#### [Text excerpt]

--- start ---

So far this year, legislative committees in at least five states have rejected so-called “no school, no drive” bills.

A growing number of critics argue that such legislation, while politically attractive, is likely to have a limited impact on the dropout rate. And, they warn, the proposals may divert attention from other approaches to the issue.

Skeptics say the early figures available from West Virginia, the state that pioneered such laws, suggest that the threatened loss of driving privileges has induced only a modest number of students to remain in or return to school.

Many opponents are concerned that “no school, no drive” offers nothing but a “Band-Aid” solution to a complex problem, said Donna C. Rhodes, executive director of the National Foundation for the Improvement of Education, which sponsors dropout-prevention programs across the country.

“If a student is having severe problems with school or with learning, this becomes merely a punisher,” Ms. Rhodes maintained. “Schools should be offering incentives for success.”

Still, driver-dropout laws retain considerable appeal as a low-cost method of attacking a seemingly intractable problem.

Ohio this year became the 10th state to adopt some version of the idea, and similar bills were awaiting signature last week by the Governors of Tennessee and Kentucky.

Some 20 states are considering such laws in the current legislative session, according to the National Conference of State Legislatures.

In addition, at least two states--California and South Carolina--may take the idea one step further.

In a new twist, lawmakers in those states are considering legislation that would force students not only to prove that they are attending school to obtain a driver’s license, but also that they are making passing grades.

West Virginia Model

West Virginia’s driver-dropout law, passed in 1988, has been a model for legislation in other states. It allows the state to deny a driver’s license to all youths under age 18 who drop out of school, or who accumulate unexcused absences of more than 10 consecutive days or 15 days per semester.

Although an official evaluation of the law has not yet been completed, West Virginia officials contend that the measure has had some impact on the state’s dropout rate.

--- end ---

#### [Problems to solve]
1 - Rename "document-body" to "page-body" in the rows starting at the line containing "- item-6-text-2: 。: [414, 749, 430, 767]" and ending at the line containing "- item-2-highlight: 郑州、航空港区: [568, 327, 678, 345]". Give those rows again with nothing else changed.
2 - Write the next part of the passage on "no school, no drive" laws, picking up after its last sentence.
The rows below are unrelated to the passage on driver-dropout laws.

#### [Information provided]
--- start ---

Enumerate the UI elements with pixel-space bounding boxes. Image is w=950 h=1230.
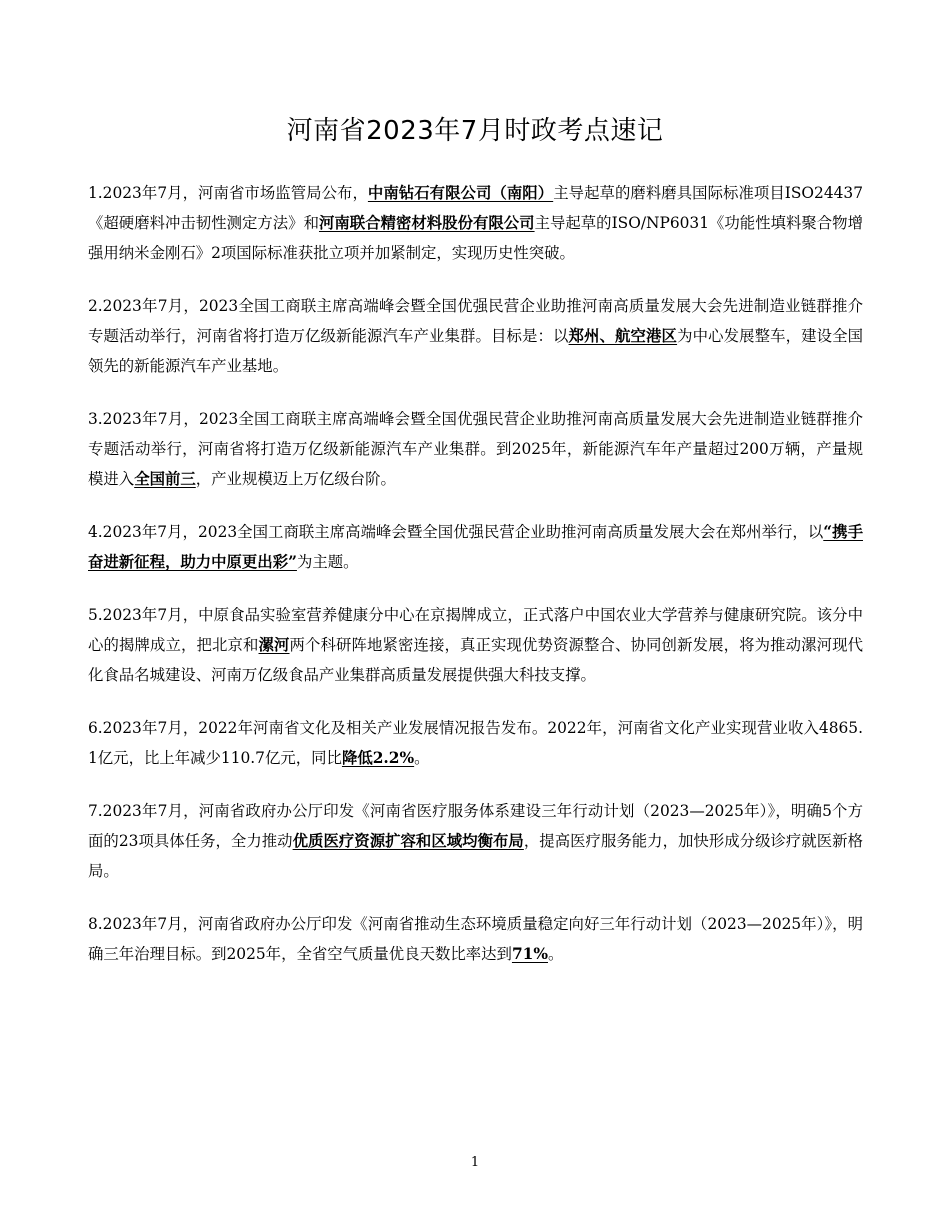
- item-6-text-2: 。: [414, 749, 430, 767]
- item-2: [88, 291, 863, 381]
- item-4-text-2: 为主题。: [296, 553, 359, 571]
- item-3: [88, 404, 863, 494]
- document-body: [88, 178, 863, 992]
- item-7-highlight: 优质医疗资源扩容和区域均衡布局: [292, 832, 524, 850]
- item-1: [88, 178, 863, 268]
- item-2-text-2: 为中心发展整车，建设全国领先的新能源汽车产业基地。: [88, 327, 863, 375]
- item-1-text-2: 主导起草的磨料磨具国际标准项目ISO24437《超硬磨料冲击韧性测定方法》和: [88, 184, 863, 232]
- item-2-highlight: 郑州、航空港区: [568, 327, 678, 345]
- item-7-text: 7.2023年7月，河南省政府办公厅印发《河南省医疗服务体系建设三年行动计划（2023—2025年）》，明确5个方面的23项具体任务，全力推动: [88, 802, 863, 850]
- item-5-highlight: 漯河: [258, 636, 290, 654]
- item-6-text: 6.2023年7月，2022年河南省文化及相关产业发展情况报告发布。2022年，河南省文化产业实现营业收入4865.1亿元，比上年减少110.7亿元，同比: [88, 719, 863, 767]
- page-number: 1: [470, 1155, 480, 1170]
- item-4: [88, 517, 863, 577]
- page-title: 河南省2023年7月时政考点速记: [286, 116, 664, 146]
- item-3-highlight: 全国前三: [134, 470, 196, 488]
- item-6-highlight: 降低2.2%: [341, 749, 415, 767]
- item-8-highlight: 71%: [511, 945, 548, 963]
- item-1-highlight-1: 中南钻石有限公司（南阳）: [367, 184, 554, 202]
- item-8-text-2: 。: [547, 945, 564, 963]
- item-1-text-3: 主导起草的ISO/NP6031《功能性填料聚合物增强用纳米金刚石》2项国际标准获批立项并加紧制定，实现历史性突破。: [88, 214, 863, 262]
- item-5-text: 5.2023年7月，中原食品实验室营养健康分中心在京揭牌成立，正式落户中国农业大学营养与健康研究院。该分中心的揭牌成立，把北京和: [88, 606, 863, 654]
- item-7-text-2: ，提高医疗服务能力，加快形成分级诊疗就医新格局。: [88, 832, 863, 880]
- item-3-text-2: ，产业规模迈上万亿级台阶。: [195, 470, 396, 488]
- item-4-text: 4.2023年7月，2023全国工商联主席高端峰会暨全国优强民营企业助推河南高质量发展大会在郑州举行，以: [88, 523, 824, 541]
- item-5-text-2: 两个科研阵地紧密连接，真正实现优势资源整合、协同创新发展，将为推动漯河现代化食品名城建设、河南万亿级食品产业集群高质量发展提供强大科技支撑。: [88, 636, 863, 684]
- item-7: [88, 796, 863, 886]
- item-5: [88, 600, 863, 690]
- item-8-text: 8.2023年7月，河南省政府办公厅印发《河南省推动生态环境质量稳定向好三年行动计划（2023—2025年）》，明确三年治理目标。到2025年，全省空气质量优良天数比率达到: [88, 915, 863, 963]
- item-8: [88, 909, 863, 969]
- item-1-text: 1.2023年7月，河南省市场监管局公布，: [88, 184, 368, 202]
- item-6: [88, 713, 863, 773]
- item-1-highlight-2: 河南联合精密材料股份有限公司: [318, 214, 535, 232]
- item-4-highlight: “携手奋进新征程，助力中原更出彩”: [88, 523, 863, 571]
- item-3-text: 3.2023年7月，2023全国工商联主席高端峰会暨全国优强民营企业助推河南高质量发展大会先进制造业链群推介专题活动举行，河南省将打造万亿级新能源汽车产业集群。到2025年，新能源汽车年产量超过200万辆，产量规模进入: [88, 410, 863, 488]
- item-2-text: 2.2023年7月，2023全国工商联主席高端峰会暨全国优强民营企业助推河南高质量发展大会先进制造业链群推介专题活动举行，河南省将打造万亿级新能源汽车产业集群。目标是：以: [88, 297, 863, 345]
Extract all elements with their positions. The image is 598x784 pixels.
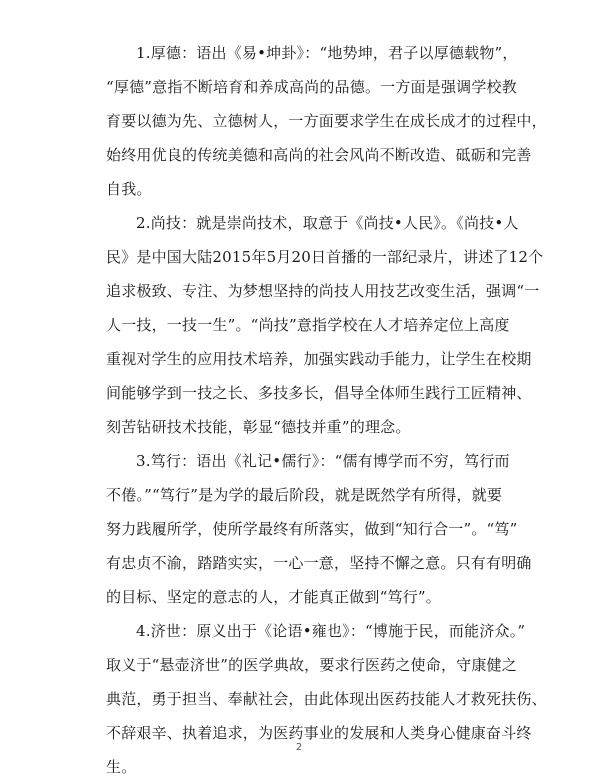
text-line: 2.尚技：就是崇尚技术，取意于《尚技•人民》。《尚技•人 — [136, 214, 519, 232]
text-line: 民》是中国大陆2015年5月20日首播的一部纪录片，讲述了12个 — [106, 248, 544, 266]
text-line: 育要以德为先、立德树人，一方面要求学生在成长成才的过程中， — [106, 112, 547, 130]
text-line: 生。 — [106, 758, 137, 776]
paragraph-jishi — [106, 614, 547, 784]
text-line: 重视对学生的应用技术培养，加强实践动手能力，让学生在校期 — [106, 350, 532, 368]
text-line: 追求极致、专注、为梦想坚持的尚技人用技艺改变生活，强调“一 — [106, 282, 540, 300]
text-line: 的目标、坚定的意志的人，才能真正做到“笃行”。 — [106, 588, 441, 606]
text-line: 4.济世：原义出于《论语•雍也》：“博施于民，而能济众。” — [136, 622, 526, 640]
document-body — [106, 36, 547, 784]
paragraph-shangji — [106, 206, 544, 444]
text-line: 不辞艰辛、执着追求，为医药事业的发展和人类身心健康奋斗终 — [106, 724, 532, 742]
text-line: 努力践履所学，使所学最终有所落实，做到“知行合一”。“笃” — [106, 520, 518, 538]
text-line: “厚德”意指不断培育和养成高尚的品德。一方面是强调学校教 — [106, 78, 517, 96]
paragraph-duxing — [106, 444, 532, 614]
text-line: 取义于“悬壶济世”的医学典故，要求行医药之使命，守康健之 — [106, 656, 517, 674]
paragraph-houde — [106, 36, 547, 206]
text-line: 自我。 — [106, 180, 152, 198]
page-number: 2 — [295, 742, 303, 753]
text-line: 间能够学到一技之长、多技多长，倡导全体师生践行工匠精神、 — [106, 384, 532, 402]
text-line: 1.厚德：语出《易•坤卦》：“地势坤，君子以厚德载物”， — [136, 44, 518, 62]
text-line: 不倦。”“笃行”是为学的最后阶段，就是既然学有所得，就要 — [106, 486, 503, 504]
text-line: 人一技，一技一生”。“尚技”意指学校在人才培养定位上高度 — [106, 316, 510, 334]
text-line: 典范，勇于担当、奉献社会，由此体现出医药技能人才救死扶伤、 — [106, 690, 547, 708]
text-line: 刻苦钻研技术技能，彰显“德技并重”的理念。 — [106, 418, 411, 436]
text-line: 始终用优良的传统美德和高尚的社会风尚不断改造、砥砺和完善 — [106, 146, 532, 164]
text-line: 3.笃行：语出《礼记•儒行》：“儒有博学而不穷，笃行而 — [136, 452, 510, 470]
text-line: 有忠贞不渝，踏踏实实，一心一意，坚持不懈之意。只有有明确 — [106, 554, 532, 572]
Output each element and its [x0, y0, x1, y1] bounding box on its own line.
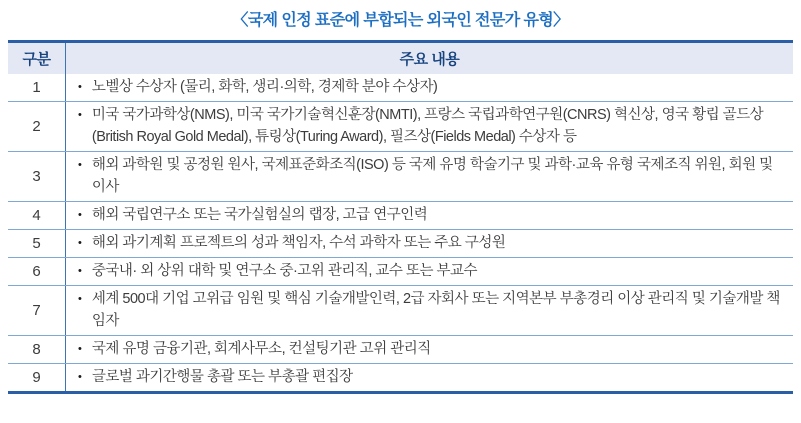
row-content	[65, 152, 793, 201]
row-text: 노벨상 수상자 (물리, 화학, 생리·의학, 경제학 분야 수상자)	[91, 79, 438, 95]
table-row	[8, 335, 793, 363]
row-number: 8	[32, 341, 41, 358]
bullet-icon: •	[78, 371, 82, 383]
row-text: 국제 유명 금융기관, 회계사무소, 컨설팅기관 고위 관리직	[91, 341, 431, 357]
row-text: 해외 국립연구소 또는 국가실험실의 랩장, 고급 연구인력	[91, 207, 428, 223]
column-header-category: 구분	[8, 43, 65, 74]
row-number: 3	[32, 168, 41, 185]
row-text: 해외 과기계획 프로젝트의 성과 책임자, 수석 과학자 또는 주요 구성원	[91, 235, 506, 251]
table-header-row	[8, 43, 793, 74]
row-content	[65, 286, 793, 335]
row-number: 1	[32, 79, 41, 96]
row-content	[65, 202, 793, 229]
column-header-content: 주요 내용	[65, 43, 793, 74]
table-row	[8, 74, 793, 101]
table-row	[8, 285, 793, 335]
table-body	[8, 74, 793, 391]
bullet-icon: •	[78, 81, 82, 93]
bullet-icon: •	[78, 293, 82, 305]
row-content	[65, 258, 793, 285]
bullet-icon: •	[78, 265, 82, 277]
page-title: 〈국제 인정 표준에 부합되는 외국인 전문가 유형〉	[232, 12, 569, 29]
row-text: 중국내· 외 상위 대학 및 연구소 중·고위 관리직, 교수 또는 부교수	[91, 263, 478, 279]
bullet-icon: •	[78, 209, 82, 221]
row-text: 미국 국가과학상(NMS), 미국 국가기술혁신훈장(NMTI), 프랑스 국립과학연구원(CNRS) 혁신상, 영국 황립 골드상(British Royal Gold Medal), 튜링상(Turing Award), 필즈상(Fields Medal) 수상자 등	[91, 107, 764, 145]
table-row	[8, 201, 793, 229]
row-content	[65, 230, 793, 257]
row-content	[65, 336, 793, 363]
row-text: 글로벌 과기간행물 총괄 또는 부총괄 편집장	[91, 369, 353, 385]
table-row	[8, 257, 793, 285]
table-row	[8, 151, 793, 201]
row-text: 해외 과학원 및 공정원 원사, 국제표준화조직(ISO) 등 국제 유명 학술기구 및 과학·교육 유형 국제조직 위원, 회원 및 이사	[91, 157, 773, 195]
row-number: 6	[32, 263, 41, 280]
experts-table	[8, 40, 793, 394]
row-content	[65, 364, 793, 391]
table-row	[8, 101, 793, 151]
bullet-icon: •	[78, 237, 82, 249]
row-text: 세계 500대 기업 고위급 임원 및 핵심 기술개발인력, 2급 자회사 또는 지역본부 부총경리 이상 관리직 및 기술개발 책임자	[91, 291, 780, 329]
row-content	[65, 74, 793, 101]
bullet-icon: •	[78, 109, 82, 121]
table-row	[8, 229, 793, 257]
table-row	[8, 363, 793, 391]
row-number: 7	[32, 302, 41, 319]
row-number: 5	[32, 235, 41, 252]
row-number: 4	[32, 207, 41, 224]
bullet-icon: •	[78, 343, 82, 355]
row-content	[65, 102, 793, 151]
row-number: 2	[32, 118, 41, 135]
bullet-icon: •	[78, 159, 82, 171]
row-number: 9	[32, 369, 41, 386]
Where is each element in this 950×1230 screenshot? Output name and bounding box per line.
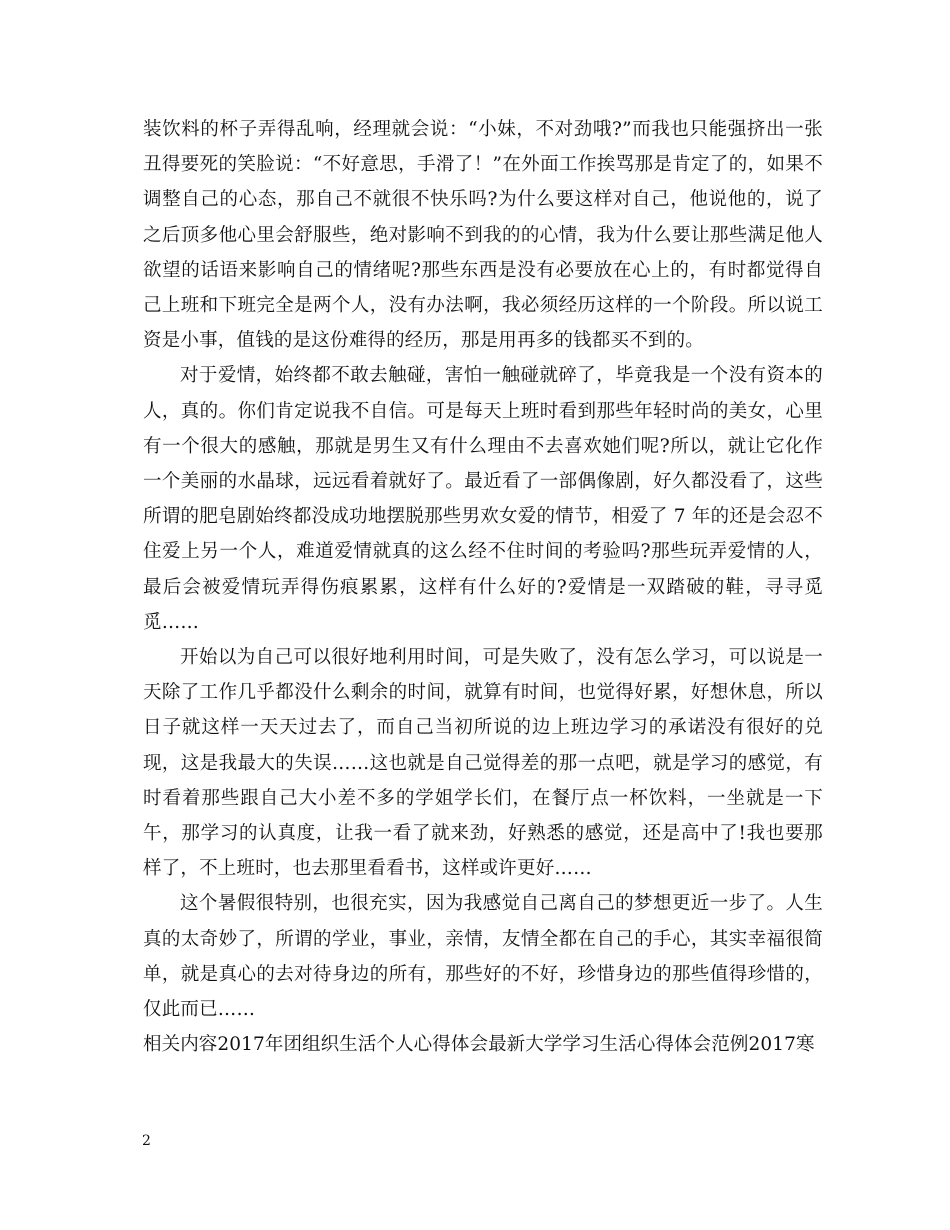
related-content-line: 相关内容2017年团组织生活个人心得体会最新大学学习生活心得体会范例2017寒: [143, 1034, 815, 1056]
page-number: 2: [142, 1133, 151, 1149]
paragraph-3: 开始以为自己可以很好地利用时间，可是失败了，没有怎么学习，可以说是一天除了工作几乎都没什么剩余的时间，就算有时间，也觉得好累，好想休息，所以日子就这样一天天过去了，而自己当初所说的边上班边学习的承诺没有很好的兑现，这是我最大的失误……这也就是自己觉得差的那一点吧，就是学习的感觉，有时看着那些跟自己大小差不多的学姐学长们，在餐厅点一杯饮料，一坐就是一下午，那学习的认真度，让我一看了就来劲，好熟悉的感觉，还是高中了!我也要那样了，不上班时，也去那里看看书，这样或许更好……: [143, 647, 823, 880]
paragraph-4: 这个暑假很特别，也很充实，因为我感觉自己离自己的梦想更近一步了。人生真的太奇妙了，所谓的学业，事业，亲情，友情全都在自己的手心，其实幸福很简单，就是真心的去对待身边的所有，那些好的不好，珍惜身边的那些值得珍惜的，仅此而已……: [143, 893, 823, 1021]
paragraph-2: 对于爱情，始终都不敢去触碰，害怕一触碰就碎了，毕竟我是一个没有资本的人，真的。你们肯定说我不自信。可是每天上班时看到那些年轻时尚的美女，心里有一个很大的感触，那就是男生又有什么理由不去喜欢她们呢?所以，就让它化作一个美丽的水晶球，远远看着就好了。最近看了一部偶像剧，好久都没看了，这些所谓的肥皂剧始终都没成功地摆脱那些男欢女爱的情节，相爱了 7 年的还是会忍不住爱上另一个人，难道爱情就真的这么经不住时间的考验吗?那些玩弄爱情的人，最后会被爱情玩弄得伤痕累累，这样有什么好的?爱情是一双踏破的鞋，寻寻觅觅……: [143, 365, 823, 633]
paragraph-1: 装饮料的杯子弄得乱响，经理就会说：“小妹，不对劲哦?”而我也只能强挤出一张丑得要死的笑脸说：“不好意思，手滑了！”在外面工作挨骂那是肯定了的，如果不调整自己的心态，那自己不就很不快乐吗?为什么要这样对自己，他说他的，说了之后顶多他心里会舒服些，绝对影响不到我的的心情，我为什么要让那些满足他人欲望的话语来影响自己的情绪呢?那些东西是没有必要放在心上的，有时都觉得自己上班和下班完全是两个人，没有办法啊，我必须经历这样的一个阶段。所以说工资是小事，值钱的是这份难得的经历，那是用再多的钱都买不到的。: [143, 119, 823, 352]
document-body: [143, 112, 823, 1062]
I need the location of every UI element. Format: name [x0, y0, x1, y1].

--- end ---

#### [Results by task]
1 -
- item-6-text-2: 。: [414, 749, 430, 767]
- item-2: [88, 291, 863, 381]
- item-4-text-2: 为主题。: [296, 553, 359, 571]
- item-3: [88, 404, 863, 494]
- page-body: [88, 178, 863, 992]
- item-7-highlight: 优质医疗资源扩容和区域均衡布局: [292, 832, 524, 850]
- item-1: [88, 178, 863, 268]
- item-2-text-2: 为中心发展整车，建设全国领先的新能源汽车产业基地。: [88, 327, 863, 375]
- item-1-text-2: 主导起草的磨料磨具国际标准项目ISO24437《超硬磨料冲击韧性测定方法》和: [88, 184, 863, 232]
- item-2-highlight: 郑州、航空港区: [568, 327, 678, 345]

2 -
Between September 1988, when the law went into effect, and January 1990, the state revoked 1,003 licenses under the dropout law, according to Bob Boggs, attendance coordinator for the state department of education.

Of those, 583 licenses were subsequently reinstated.

Among youths who got their licenses back, the largest number--172--did so because they had turned 18, and so were no longer covered by the law.

But dropouts who responded to the law in the hoped-for fashion--by re-enrolling in a school program--numbered only 163, according to figures reported by the state’s public school districts.

Seventy-seven former students were found to qualify for an exemption from the law because they were forced to leave school for “circumstances beyond their control,” such as needing to work full time to support a family. A handful of students said they had transferred out of state or into private schools; state officials have no mechanism for tracking such cases.

The state’s average dropout rate, Mr. Boggs said, has fallen from 19.4 percent in the 1984-85 school year to 16.5 percent in 1988-89, when the law went into effect.

That decrease is due at least in part to the driver-dropout law, he argued.

“It isn’t magic, and it’s not the solution,” he said. “But it does seem to cause some kids to reconsider leaving school.”

Mr. Boggs noted, however, two problems with the law’s implementation that the state board of educa4tion plans to address.

State officials suspect that some principals are simply not reporting to the Motor Vehicles Administration that their students have left school. Administrators may be doing so because they do not agree with the law, he suggested, or because they may not want to discourage troublesome students from dropping out.

The other problem area concerns the definitions of exemptions under the law, such as what constitutes “circumstances beyond a student’s control.” Educators have been confused about what situations qualify, Mr. Boggs noted.

Disappointed in Texas

In Texas, meanwhile, some educators maintain that lawmakers seem to believe they solved the state’s dropout problem by passing a driver-dropout bill last year.

Because the year in which the law passed was also the year the state began tracking dropouts, there are no figures available on the effect of the law. According to the Texas Education Agency, 87,803 of the state’s 1.4 million students dropped out in 1988-89.

Many of those dropouts may simply be driving without a legal license, one state official suggested.

Glynn Ligon, director of management information for the Austin school district and president of the Southwest Educational Research Association, said he had identified about 40 Austin students who stayed in school last year because of the law.

In addition, the district’s dropout rate declined to 11 percent, after remaining for five years at 12 percent.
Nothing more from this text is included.